*Required action 1*
List the Salt metadata fields that the PDB chain-filtering documentation says the output carries.
*Required action 2*
Continue the PDB chain-filtering documentation with the next part after its last note.

*Text block*
FieldRequiredTypeDescriptionExample
pdbTruePDBDictionary-like PDB input where keys are PDB identifiers (for example structure names) and values are PDB-formatted strings. This can be a single structure, such as {"1ABC": "ATOM ..."}, or a batch created by nodes like BatchPDBNode or PDBCombinerNode. Each PDB string must be valid PDB text containing standard record types (HEADER, ATOM, HETATM, and others). Empty or whitespace-only PDB contents are skipped; if all entries are empty, processing fails.{"1ABC": "HEADER TEST PROTEIN\nATOM 1 N MET A 1 ...\nATOM 2 CA MET A 1 ...\nATOM 3 N GLY B 1 ...\nEND"}
chainsTrueSTRINGComma-separated list of chain IDs to extract from each PDB structure. Valid chain IDs must be single alphanumeric characters (for example A–Z or 0–9) and are case-insensitive; internal spaces around commas are ignored. Examples: "A", "A,B", "A, B", "A, B". At least one valid ID is required. If no requested chains are found in a given PDB, the node raises an error that lists which chains are actually present.A,B

Outputs

FieldTypeDescriptionExample
filtered_pdbPDBDictionary of filtered PDB structures containing only the requested chains for each input PDB ID. Keys mirror the input PDB IDs, values are PDB strings where only ATOM and HETATM records for the specified chains are retained; relevant header and metadata records (such as HEADER, TITLE, REMARK, SEQRES, CRYST1) and MODEL lines are preserved, and an END record is appended. The output carries Salt metadata (folder_name, file_name, seed, config) to integrate cleanly with saving and export nodes.{"1ABC": "HEADER TEST PROTEIN\nATOM 1 N MET A 1 ...\nATOM 2 CA MET A 1 ...\nEND"}

Important Notes

  • Performance: Filtering is performed line-by-line on plain-text PDB content; even large single structures are typically fast, but very large batches or extremely long PDBs can increase runtime linearly with file size.
  • Limitations: Only standard PDB records are parsed; chain IDs are taken from the chain ID column of ATOM and HETATM lines. Non-standard formats or misaligned columns may lead to chains not being recognized.
  • Limitations: Chain IDs must be single alphanumeric characters. Multi-character IDs or special symbols are rejected with a validation error, even if they appear in the raw PDB text.
  • Behavior: If a requested chain is missing from a PDB, the node does not silently continue. It computes the set of available chains and raises a ValueError listing both the requested chains and the available ones for that PDB.

*Dataset entries*
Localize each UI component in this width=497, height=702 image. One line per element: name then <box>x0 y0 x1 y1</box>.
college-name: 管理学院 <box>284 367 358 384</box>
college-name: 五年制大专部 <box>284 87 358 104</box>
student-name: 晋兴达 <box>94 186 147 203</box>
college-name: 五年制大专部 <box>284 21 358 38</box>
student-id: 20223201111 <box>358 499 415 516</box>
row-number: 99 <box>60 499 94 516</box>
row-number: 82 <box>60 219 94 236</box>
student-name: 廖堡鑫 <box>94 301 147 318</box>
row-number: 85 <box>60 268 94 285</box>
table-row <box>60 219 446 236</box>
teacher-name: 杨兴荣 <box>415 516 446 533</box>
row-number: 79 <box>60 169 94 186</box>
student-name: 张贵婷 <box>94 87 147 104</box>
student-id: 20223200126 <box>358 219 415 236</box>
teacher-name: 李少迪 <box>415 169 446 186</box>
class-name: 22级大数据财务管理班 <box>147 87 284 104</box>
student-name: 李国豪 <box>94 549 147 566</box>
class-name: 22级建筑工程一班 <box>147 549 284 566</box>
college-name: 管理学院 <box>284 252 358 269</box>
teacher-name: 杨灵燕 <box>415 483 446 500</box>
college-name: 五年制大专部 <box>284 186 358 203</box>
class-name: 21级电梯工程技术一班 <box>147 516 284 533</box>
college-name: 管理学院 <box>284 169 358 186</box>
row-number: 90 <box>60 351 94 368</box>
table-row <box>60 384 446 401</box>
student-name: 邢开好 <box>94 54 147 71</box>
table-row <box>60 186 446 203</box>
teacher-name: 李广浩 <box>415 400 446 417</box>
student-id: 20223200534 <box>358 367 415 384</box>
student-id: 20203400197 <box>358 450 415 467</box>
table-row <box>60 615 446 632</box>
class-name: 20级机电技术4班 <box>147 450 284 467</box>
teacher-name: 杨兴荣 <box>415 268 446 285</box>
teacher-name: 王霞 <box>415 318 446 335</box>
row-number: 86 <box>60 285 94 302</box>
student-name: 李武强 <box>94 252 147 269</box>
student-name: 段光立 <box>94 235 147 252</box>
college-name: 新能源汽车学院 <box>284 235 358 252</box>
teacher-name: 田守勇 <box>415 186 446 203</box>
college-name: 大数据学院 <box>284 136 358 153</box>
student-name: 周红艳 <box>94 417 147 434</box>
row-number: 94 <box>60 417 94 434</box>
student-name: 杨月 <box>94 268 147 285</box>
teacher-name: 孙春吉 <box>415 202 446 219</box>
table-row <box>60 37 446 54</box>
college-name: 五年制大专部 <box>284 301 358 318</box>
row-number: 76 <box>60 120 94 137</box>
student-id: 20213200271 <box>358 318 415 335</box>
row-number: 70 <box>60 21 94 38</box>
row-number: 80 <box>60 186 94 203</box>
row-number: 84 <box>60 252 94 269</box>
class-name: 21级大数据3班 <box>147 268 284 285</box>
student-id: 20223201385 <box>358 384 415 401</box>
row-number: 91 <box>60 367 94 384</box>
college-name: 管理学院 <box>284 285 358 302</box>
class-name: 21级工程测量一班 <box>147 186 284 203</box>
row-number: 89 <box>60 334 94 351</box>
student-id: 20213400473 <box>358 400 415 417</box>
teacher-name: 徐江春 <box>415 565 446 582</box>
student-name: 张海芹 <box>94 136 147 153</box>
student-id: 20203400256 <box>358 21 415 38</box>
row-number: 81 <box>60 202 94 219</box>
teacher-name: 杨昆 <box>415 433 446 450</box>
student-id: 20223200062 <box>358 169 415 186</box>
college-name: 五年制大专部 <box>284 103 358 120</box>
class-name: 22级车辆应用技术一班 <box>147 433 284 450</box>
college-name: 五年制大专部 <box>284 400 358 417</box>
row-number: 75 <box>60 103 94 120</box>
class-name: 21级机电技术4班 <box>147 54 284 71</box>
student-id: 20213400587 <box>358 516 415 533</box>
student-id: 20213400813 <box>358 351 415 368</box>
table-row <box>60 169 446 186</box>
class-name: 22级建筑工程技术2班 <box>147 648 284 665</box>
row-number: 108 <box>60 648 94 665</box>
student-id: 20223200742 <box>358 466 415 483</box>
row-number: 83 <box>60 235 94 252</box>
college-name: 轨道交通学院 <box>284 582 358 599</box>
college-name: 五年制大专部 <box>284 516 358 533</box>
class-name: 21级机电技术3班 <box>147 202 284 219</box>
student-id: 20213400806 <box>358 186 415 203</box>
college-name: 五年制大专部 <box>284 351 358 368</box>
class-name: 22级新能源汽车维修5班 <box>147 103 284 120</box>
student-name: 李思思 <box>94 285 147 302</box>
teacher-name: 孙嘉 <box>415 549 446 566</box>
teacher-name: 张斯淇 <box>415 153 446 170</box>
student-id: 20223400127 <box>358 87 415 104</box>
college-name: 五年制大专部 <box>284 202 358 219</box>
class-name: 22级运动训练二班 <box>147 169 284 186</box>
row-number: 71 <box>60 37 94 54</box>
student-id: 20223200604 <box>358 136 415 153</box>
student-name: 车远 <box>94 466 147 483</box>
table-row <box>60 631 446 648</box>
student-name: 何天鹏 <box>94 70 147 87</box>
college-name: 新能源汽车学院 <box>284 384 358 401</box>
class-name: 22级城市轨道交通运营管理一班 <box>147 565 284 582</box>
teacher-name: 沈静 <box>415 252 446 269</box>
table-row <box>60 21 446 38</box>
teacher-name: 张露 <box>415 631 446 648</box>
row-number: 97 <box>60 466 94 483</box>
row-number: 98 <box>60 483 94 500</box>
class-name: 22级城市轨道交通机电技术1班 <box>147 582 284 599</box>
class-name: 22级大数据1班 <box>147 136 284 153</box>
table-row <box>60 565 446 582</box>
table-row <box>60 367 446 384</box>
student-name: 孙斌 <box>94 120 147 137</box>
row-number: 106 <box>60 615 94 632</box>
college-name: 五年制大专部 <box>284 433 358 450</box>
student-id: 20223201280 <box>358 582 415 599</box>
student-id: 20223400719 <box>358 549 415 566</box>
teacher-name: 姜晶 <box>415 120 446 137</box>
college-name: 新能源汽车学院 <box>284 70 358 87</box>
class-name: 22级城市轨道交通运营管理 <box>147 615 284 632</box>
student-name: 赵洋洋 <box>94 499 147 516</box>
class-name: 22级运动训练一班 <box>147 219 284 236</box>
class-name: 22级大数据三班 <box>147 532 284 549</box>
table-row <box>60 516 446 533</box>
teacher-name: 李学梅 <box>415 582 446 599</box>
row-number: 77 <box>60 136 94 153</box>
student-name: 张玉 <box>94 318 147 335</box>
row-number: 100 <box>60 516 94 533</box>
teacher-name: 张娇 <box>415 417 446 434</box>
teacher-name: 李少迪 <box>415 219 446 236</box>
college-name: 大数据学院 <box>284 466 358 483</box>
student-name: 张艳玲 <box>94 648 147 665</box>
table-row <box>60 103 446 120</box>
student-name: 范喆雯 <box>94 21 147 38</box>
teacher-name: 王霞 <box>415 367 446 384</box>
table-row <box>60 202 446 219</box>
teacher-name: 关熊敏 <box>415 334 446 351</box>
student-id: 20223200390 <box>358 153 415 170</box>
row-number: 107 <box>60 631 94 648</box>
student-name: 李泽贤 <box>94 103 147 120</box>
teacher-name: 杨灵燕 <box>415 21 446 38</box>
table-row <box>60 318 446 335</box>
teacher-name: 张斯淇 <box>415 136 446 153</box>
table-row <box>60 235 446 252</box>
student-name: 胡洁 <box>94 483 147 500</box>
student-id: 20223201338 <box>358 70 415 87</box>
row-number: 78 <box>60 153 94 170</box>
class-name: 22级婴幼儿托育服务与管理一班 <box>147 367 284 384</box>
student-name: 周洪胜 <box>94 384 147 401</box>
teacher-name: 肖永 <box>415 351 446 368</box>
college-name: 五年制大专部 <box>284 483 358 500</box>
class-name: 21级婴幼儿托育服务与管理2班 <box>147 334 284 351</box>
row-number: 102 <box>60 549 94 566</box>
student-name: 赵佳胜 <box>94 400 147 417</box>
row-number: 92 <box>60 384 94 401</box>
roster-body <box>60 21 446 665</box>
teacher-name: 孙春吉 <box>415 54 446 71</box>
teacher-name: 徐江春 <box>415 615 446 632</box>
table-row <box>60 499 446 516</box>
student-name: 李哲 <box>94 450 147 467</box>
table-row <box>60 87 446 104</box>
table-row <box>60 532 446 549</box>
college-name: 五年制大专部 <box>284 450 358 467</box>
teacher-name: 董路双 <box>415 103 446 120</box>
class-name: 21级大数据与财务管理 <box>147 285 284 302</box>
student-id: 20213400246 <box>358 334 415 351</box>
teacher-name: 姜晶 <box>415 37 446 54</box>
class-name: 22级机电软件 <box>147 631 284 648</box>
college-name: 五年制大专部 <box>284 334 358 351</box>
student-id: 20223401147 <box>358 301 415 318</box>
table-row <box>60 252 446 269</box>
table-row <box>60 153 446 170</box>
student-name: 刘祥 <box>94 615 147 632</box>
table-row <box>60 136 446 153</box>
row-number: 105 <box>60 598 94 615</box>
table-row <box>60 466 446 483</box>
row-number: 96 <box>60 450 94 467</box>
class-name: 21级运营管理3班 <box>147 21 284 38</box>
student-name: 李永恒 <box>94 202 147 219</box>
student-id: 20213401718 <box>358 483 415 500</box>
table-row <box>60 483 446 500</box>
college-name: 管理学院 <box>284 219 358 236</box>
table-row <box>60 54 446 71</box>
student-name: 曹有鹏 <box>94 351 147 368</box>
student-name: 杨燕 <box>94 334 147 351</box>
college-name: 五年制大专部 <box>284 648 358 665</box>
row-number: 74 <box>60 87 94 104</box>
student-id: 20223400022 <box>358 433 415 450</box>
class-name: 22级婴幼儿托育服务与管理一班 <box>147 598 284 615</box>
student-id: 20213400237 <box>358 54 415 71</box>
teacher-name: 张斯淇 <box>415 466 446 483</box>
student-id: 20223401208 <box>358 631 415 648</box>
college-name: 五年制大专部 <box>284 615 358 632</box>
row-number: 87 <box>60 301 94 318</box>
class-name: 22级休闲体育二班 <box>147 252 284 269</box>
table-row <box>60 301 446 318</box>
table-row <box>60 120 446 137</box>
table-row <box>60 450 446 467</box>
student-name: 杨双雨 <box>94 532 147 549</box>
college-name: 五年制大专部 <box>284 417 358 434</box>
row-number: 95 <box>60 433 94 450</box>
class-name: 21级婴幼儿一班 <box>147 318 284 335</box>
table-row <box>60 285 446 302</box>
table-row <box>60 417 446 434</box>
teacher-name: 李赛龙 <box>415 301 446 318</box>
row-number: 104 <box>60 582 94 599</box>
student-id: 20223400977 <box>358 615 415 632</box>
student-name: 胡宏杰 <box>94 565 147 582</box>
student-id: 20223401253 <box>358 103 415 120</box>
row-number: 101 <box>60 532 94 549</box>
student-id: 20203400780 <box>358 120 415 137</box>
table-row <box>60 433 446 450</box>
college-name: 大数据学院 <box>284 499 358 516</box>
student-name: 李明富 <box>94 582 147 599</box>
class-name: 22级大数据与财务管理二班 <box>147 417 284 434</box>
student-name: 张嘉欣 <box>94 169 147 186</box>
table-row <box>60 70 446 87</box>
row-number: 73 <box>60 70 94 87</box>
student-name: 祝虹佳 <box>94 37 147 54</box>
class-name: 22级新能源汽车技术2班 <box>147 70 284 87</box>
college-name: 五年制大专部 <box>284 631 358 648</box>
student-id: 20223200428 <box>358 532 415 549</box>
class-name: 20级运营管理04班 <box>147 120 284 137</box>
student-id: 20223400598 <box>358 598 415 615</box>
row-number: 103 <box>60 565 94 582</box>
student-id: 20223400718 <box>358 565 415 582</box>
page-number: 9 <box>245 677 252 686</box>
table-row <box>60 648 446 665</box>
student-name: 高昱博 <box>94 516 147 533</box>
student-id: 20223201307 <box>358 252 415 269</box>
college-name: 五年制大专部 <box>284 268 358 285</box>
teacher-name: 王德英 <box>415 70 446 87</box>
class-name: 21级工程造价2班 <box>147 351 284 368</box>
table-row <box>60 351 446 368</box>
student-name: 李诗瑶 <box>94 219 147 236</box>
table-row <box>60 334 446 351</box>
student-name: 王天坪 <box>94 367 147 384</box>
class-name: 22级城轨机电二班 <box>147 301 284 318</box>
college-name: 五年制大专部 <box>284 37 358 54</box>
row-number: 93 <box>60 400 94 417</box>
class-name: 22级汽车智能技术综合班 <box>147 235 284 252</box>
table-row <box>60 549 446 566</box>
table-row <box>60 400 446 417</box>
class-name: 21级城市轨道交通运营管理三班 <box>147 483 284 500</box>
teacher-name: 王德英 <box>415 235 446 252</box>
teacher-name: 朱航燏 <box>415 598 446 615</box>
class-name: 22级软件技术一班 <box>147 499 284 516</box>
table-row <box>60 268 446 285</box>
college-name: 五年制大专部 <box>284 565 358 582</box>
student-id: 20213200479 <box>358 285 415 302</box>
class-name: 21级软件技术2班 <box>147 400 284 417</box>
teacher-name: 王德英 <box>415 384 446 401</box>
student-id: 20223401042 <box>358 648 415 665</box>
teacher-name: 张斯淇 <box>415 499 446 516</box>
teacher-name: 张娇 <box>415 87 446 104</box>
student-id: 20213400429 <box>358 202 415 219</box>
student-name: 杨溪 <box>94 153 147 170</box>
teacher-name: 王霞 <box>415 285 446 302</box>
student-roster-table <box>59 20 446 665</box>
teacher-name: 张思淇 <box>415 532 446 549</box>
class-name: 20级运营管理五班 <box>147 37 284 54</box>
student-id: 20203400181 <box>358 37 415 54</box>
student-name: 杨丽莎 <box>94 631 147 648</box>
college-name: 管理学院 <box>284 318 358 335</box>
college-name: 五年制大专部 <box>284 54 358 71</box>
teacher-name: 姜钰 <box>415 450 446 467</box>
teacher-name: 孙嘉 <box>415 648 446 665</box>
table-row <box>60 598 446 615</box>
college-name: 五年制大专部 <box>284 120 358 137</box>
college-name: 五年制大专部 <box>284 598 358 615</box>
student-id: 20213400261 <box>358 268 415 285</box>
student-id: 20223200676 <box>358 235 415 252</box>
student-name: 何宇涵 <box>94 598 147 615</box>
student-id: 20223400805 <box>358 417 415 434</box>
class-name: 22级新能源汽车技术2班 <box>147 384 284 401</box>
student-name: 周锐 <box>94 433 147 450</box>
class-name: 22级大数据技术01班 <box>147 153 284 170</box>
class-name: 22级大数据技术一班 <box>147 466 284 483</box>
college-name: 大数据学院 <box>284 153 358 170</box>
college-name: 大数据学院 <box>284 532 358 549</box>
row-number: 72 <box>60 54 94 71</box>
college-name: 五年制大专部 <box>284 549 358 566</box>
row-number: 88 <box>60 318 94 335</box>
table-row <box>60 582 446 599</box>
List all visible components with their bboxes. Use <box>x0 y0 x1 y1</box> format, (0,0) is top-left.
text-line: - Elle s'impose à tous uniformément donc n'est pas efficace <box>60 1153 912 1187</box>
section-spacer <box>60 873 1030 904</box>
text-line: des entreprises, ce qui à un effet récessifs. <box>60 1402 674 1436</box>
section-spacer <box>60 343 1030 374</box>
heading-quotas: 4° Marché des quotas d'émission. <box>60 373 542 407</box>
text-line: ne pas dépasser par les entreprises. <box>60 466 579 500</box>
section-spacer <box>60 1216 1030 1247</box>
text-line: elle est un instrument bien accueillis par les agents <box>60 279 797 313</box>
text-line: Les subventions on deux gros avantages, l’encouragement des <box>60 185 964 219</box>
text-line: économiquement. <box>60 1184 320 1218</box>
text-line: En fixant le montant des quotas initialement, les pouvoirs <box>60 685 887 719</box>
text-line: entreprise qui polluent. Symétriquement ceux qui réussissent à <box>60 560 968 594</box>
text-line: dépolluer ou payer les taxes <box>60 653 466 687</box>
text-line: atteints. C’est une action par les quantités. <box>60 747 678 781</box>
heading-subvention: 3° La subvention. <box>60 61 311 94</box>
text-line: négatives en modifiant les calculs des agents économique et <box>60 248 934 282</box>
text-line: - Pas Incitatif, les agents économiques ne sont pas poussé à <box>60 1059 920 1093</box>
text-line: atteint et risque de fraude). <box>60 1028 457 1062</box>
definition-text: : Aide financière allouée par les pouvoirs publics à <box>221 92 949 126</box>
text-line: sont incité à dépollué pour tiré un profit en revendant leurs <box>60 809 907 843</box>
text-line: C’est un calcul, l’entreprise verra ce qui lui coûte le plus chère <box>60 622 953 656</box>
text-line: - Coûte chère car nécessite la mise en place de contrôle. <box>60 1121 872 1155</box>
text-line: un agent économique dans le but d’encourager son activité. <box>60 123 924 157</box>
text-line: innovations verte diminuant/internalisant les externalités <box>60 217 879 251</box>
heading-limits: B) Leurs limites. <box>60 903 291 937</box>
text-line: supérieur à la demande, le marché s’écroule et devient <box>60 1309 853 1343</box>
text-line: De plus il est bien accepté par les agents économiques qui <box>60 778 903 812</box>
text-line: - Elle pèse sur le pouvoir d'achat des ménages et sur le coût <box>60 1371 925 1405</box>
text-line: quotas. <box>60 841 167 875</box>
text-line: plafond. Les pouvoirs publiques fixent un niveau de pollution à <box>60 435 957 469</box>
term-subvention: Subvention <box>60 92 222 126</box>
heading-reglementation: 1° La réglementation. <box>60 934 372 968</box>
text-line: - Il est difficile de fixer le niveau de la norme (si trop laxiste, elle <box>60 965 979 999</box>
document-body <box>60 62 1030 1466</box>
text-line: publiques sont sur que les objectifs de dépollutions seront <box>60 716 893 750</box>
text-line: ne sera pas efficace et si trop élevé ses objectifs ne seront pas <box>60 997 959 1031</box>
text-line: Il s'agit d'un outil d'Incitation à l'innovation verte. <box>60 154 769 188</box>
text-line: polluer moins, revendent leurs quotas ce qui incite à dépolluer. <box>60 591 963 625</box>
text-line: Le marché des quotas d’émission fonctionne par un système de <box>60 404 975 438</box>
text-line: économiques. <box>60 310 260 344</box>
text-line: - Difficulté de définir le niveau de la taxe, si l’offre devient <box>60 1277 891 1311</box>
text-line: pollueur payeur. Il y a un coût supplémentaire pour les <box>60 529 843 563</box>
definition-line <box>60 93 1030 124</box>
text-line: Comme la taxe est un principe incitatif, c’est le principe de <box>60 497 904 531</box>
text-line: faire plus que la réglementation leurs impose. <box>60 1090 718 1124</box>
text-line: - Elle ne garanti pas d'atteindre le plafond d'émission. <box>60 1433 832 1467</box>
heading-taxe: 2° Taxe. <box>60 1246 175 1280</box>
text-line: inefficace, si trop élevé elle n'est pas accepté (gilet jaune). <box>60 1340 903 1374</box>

*Exercise response 1*
folder_name, file_name, seed, config

*Exercise response 2*
  • Behavior: Non-structural records like HEADER, TITLE, REMARK, SEQRES, and geometry records are preserved verbatim from the input, so metadata may still reference chains that were removed; only coordinate records are strictly filtered.

Troubleshooting

  • Invalid chain ID: Error messages mentioning an invalid chain such as 'AB' indicate that you passed multi-character or non-alphanumeric chain IDs. Fix this by providing only single alphanumeric characters separated by commas, such as "A,B".
  • Chains parameter cannot be empty: This occurs when you leave the chains field blank or only provide spaces. Enter at least one chain ID, for example "A" or "A,B".
  • No atoms found for chains in a given PDB: Messages like "No atoms found for chains ['A', 'B'] in PDB '1ABC'. Available chains: C, D" mean the requested chains do not exist in the input PDB. Inspect the PDB to determine actual chain IDs, then update the chains input accordingly.
  • No valid PDB structures could be processed: All input entries were empty or failed validation. Ensure the upstream node passes a non-empty PDB dictionary, and verify that you connected the correct output, such as the structure.pdb output from LoadPDBNode, BatchPDBNode, or PDBCombinerNode.
  • Type mismatch on 'pdb' input: If you connect a plain STRING output instead of a PDB-typed output, the node may not execute correctly. Make sure you feed it from nodes that produce PDB type outputs, such as LoadPDBNode, BatchPDBNode, or PDBCombinerNode.